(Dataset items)
>> start

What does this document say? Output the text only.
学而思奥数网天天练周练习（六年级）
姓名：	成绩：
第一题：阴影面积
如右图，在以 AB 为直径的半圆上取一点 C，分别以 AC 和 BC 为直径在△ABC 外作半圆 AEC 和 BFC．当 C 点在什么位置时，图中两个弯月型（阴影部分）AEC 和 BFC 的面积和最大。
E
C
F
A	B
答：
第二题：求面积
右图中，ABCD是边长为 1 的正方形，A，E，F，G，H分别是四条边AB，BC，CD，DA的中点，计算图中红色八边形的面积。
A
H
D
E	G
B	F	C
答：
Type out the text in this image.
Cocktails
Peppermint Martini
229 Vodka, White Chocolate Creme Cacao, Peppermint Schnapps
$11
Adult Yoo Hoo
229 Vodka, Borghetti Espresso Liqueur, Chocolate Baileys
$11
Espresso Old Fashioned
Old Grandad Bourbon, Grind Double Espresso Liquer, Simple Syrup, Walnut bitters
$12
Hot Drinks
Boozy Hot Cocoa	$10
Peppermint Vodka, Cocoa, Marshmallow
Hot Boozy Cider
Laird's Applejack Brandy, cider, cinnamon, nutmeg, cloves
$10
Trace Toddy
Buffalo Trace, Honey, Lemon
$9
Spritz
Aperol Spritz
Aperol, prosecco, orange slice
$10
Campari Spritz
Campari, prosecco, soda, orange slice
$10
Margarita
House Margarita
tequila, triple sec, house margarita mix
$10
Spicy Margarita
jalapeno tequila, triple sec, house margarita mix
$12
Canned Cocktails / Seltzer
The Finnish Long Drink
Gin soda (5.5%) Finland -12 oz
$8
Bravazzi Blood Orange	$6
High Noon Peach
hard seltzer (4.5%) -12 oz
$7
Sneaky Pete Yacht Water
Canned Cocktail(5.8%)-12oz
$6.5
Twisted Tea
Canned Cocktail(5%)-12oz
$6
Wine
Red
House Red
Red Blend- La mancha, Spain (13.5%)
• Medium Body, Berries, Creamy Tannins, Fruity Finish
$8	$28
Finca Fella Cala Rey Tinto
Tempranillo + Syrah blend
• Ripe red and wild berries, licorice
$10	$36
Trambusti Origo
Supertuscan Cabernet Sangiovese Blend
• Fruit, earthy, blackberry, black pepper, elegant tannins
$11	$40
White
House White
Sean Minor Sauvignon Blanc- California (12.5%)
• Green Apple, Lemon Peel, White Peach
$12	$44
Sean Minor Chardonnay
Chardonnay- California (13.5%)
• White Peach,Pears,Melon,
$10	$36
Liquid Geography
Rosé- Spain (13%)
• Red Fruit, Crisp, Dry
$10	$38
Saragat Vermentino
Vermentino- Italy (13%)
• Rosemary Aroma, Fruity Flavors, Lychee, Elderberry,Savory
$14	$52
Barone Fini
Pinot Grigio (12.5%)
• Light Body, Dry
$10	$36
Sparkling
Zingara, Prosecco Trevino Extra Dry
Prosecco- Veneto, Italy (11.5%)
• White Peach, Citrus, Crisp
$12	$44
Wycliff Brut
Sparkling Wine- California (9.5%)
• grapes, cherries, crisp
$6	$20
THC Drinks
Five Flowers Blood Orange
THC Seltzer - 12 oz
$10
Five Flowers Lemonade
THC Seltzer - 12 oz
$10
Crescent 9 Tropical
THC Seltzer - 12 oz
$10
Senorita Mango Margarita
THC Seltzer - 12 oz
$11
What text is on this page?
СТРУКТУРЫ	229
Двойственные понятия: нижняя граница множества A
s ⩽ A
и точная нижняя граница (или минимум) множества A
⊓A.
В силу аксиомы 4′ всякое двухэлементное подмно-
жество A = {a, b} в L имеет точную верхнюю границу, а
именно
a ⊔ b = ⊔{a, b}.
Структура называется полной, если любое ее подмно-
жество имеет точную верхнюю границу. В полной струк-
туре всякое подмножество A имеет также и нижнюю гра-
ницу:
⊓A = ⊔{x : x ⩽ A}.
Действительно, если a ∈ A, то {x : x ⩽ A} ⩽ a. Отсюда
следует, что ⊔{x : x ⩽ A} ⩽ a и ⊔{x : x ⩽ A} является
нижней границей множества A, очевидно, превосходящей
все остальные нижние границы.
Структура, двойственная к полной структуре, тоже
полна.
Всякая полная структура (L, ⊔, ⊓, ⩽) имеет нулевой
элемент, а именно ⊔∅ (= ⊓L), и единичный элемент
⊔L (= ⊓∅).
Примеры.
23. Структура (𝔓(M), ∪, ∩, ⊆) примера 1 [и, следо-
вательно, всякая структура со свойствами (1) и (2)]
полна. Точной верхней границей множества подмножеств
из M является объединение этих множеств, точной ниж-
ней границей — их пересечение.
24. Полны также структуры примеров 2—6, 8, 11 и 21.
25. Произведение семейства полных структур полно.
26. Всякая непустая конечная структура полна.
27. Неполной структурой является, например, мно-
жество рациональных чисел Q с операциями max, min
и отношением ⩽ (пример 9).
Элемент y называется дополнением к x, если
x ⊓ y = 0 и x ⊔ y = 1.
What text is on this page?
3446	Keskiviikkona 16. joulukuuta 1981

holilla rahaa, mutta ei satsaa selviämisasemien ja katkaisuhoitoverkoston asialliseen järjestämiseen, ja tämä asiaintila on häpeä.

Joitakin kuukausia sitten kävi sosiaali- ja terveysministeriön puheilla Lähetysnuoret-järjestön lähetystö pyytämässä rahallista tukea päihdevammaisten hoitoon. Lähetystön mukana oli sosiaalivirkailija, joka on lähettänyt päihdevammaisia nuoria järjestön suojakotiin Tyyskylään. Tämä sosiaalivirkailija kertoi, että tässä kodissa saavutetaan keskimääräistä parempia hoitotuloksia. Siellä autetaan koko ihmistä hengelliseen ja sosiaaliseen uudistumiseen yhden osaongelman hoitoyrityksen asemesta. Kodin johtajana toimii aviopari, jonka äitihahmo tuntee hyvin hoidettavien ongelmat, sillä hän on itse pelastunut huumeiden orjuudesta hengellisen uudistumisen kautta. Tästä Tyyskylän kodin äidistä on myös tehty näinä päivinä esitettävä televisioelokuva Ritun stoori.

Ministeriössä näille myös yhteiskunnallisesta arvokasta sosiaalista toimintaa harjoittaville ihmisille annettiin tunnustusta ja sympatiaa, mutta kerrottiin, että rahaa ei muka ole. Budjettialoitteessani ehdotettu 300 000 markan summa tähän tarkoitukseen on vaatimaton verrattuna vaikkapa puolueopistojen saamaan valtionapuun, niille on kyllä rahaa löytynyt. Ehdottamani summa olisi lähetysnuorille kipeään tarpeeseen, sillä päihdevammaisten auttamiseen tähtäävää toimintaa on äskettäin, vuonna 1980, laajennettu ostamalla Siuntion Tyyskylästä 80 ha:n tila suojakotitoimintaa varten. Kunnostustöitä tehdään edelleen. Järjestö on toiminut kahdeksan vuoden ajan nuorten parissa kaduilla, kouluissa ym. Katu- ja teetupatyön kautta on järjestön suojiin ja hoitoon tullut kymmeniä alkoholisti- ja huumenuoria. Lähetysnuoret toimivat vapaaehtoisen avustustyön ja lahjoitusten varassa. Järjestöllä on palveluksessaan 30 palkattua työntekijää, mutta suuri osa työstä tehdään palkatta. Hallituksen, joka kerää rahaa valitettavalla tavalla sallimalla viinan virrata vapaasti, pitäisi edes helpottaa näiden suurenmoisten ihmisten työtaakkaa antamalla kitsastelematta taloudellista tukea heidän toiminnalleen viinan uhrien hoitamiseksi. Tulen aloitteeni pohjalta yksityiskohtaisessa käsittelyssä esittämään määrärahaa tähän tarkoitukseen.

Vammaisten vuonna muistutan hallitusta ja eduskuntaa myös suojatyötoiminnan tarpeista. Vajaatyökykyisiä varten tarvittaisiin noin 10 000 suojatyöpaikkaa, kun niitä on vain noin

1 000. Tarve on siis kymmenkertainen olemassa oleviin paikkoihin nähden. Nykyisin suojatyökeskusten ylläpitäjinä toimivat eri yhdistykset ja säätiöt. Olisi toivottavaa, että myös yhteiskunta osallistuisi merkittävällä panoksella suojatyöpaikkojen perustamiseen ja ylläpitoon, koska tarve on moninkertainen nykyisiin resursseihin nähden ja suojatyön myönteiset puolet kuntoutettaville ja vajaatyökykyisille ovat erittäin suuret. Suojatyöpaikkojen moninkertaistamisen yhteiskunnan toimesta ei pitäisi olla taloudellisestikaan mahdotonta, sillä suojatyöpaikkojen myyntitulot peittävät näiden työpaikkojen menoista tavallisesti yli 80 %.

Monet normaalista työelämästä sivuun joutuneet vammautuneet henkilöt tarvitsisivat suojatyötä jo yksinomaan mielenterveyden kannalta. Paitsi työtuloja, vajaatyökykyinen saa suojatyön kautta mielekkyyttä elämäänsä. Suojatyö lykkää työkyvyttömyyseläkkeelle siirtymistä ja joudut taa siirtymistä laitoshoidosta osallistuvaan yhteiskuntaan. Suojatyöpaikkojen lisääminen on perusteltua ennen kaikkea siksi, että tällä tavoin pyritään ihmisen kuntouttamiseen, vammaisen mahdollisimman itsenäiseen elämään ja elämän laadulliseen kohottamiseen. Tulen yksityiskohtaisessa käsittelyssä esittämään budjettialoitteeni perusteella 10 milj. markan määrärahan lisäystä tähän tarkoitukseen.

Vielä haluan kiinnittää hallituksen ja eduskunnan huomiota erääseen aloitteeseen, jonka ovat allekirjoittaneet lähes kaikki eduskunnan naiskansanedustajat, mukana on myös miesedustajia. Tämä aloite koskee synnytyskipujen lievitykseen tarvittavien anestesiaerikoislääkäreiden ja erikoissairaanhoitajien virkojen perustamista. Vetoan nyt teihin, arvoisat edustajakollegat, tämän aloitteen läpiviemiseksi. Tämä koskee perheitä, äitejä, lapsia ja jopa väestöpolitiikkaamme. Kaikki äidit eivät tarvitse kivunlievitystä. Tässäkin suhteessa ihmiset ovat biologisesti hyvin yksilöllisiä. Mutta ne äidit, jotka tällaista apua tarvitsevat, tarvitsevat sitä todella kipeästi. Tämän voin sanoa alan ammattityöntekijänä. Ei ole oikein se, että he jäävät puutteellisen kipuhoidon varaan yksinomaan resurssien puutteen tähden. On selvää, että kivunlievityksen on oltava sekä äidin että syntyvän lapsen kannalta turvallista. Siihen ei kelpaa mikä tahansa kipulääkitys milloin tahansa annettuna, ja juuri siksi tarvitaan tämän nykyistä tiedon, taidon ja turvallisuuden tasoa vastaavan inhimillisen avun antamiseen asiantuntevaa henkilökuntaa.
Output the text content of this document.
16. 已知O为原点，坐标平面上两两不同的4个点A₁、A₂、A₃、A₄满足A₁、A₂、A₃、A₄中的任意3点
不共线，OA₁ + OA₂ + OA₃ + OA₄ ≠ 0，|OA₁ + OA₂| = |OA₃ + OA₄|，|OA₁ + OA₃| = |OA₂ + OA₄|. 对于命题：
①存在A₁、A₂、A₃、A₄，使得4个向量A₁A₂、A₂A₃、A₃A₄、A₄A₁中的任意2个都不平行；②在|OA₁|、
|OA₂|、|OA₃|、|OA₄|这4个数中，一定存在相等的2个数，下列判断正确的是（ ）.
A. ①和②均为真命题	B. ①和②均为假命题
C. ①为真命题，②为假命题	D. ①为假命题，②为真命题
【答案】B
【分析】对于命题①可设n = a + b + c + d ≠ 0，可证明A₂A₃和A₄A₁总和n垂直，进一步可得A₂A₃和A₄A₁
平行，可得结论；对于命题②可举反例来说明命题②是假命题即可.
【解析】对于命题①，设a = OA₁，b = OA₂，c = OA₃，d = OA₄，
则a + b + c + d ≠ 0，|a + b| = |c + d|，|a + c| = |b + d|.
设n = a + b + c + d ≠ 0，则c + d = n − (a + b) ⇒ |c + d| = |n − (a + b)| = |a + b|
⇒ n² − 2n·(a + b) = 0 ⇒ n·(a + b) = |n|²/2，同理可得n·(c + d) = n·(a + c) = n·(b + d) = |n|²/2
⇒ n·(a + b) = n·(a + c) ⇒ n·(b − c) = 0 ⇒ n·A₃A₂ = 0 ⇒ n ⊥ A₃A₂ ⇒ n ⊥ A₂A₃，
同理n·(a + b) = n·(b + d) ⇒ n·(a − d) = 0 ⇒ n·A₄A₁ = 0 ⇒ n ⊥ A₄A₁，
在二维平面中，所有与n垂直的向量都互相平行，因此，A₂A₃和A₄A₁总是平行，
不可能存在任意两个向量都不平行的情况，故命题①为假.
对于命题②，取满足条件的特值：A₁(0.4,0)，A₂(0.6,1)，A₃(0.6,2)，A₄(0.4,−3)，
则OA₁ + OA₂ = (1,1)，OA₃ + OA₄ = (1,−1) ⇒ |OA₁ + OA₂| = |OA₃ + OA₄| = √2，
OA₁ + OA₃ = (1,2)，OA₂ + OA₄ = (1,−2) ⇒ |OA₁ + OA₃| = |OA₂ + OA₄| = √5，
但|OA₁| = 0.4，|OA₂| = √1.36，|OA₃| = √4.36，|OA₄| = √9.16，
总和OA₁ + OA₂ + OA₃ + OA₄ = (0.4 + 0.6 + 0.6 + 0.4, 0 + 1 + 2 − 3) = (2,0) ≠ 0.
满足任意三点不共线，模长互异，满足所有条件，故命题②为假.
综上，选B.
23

>> end

*Your objective*:
Locate the line with "Output the text content of this document." in the entries above; extract it and every line after it, verbatim.

*Solution to this exercise*:
Output the text content of this document.
16. 已知O为原点，坐标平面上两两不同的4个点A₁、A₂、A₃、A₄满足A₁、A₂、A₃、A₄中的任意3点
不共线，OA₁ + OA₂ + OA₃ + OA₄ ≠ 0，|OA₁ + OA₂| = |OA₃ + OA₄|，|OA₁ + OA₃| = |OA₂ + OA₄|. 对于命题：
①存在A₁、A₂、A₃、A₄，使得4个向量A₁A₂、A₂A₃、A₃A₄、A₄A₁中的任意2个都不平行；②在|OA₁|、
|OA₂|、|OA₃|、|OA₄|这4个数中，一定存在相等的2个数，下列判断正确的是（ ）.
A. ①和②均为真命题	B. ①和②均为假命题
C. ①为真命题，②为假命题	D. ①为假命题，②为真命题
【答案】B
【分析】对于命题①可设n = a + b + c + d ≠ 0，可证明A₂A₃和A₄A₁总和n垂直，进一步可得A₂A₃和A₄A₁
平行，可得结论；对于命题②可举反例来说明命题②是假命题即可.
【解析】对于命题①，设a = OA₁，b = OA₂，c = OA₃，d = OA₄，
则a + b + c + d ≠ 0，|a + b| = |c + d|，|a + c| = |b + d|.
设n = a + b + c + d ≠ 0，则c + d = n − (a + b) ⇒ |c + d| = |n − (a + b)| = |a + b|
⇒ n² − 2n·(a + b) = 0 ⇒ n·(a + b) = |n|²/2，同理可得n·(c + d) = n·(a + c) = n·(b + d) = |n|²/2
⇒ n·(a + b) = n·(a + c) ⇒ n·(b − c) = 0 ⇒ n·A₃A₂ = 0 ⇒ n ⊥ A₃A₂ ⇒ n ⊥ A₂A₃，
同理n·(a + b) = n·(b + d) ⇒ n·(a − d) = 0 ⇒ n·A₄A₁ = 0 ⇒ n ⊥ A₄A₁，
在二维平面中，所有与n垂直的向量都互相平行，因此，A₂A₃和A₄A₁总是平行，
不可能存在任意两个向量都不平行的情况，故命题①为假.
对于命题②，取满足条件的特值：A₁(0.4,0)，A₂(0.6,1)，A₃(0.6,2)，A₄(0.4,−3)，
则OA₁ + OA₂ = (1,1)，OA₃ + OA₄ = (1,−1) ⇒ |OA₁ + OA₂| = |OA₃ + OA₄| = √2，
OA₁ + OA₃ = (1,2)，OA₂ + OA₄ = (1,−2) ⇒ |OA₁ + OA₃| = |OA₂ + OA₄| = √5，
但|OA₁| = 0.4，|OA₂| = √1.36，|OA₃| = √4.36，|OA₄| = √9.16，
总和OA₁ + OA₂ + OA₃ + OA₄ = (0.4 + 0.6 + 0.6 + 0.4, 0 + 1 + 2 − 3) = (2,0) ≠ 0.
满足任意三点不共线，模长互异，满足所有条件，故命题②为假.
综上，选B.
23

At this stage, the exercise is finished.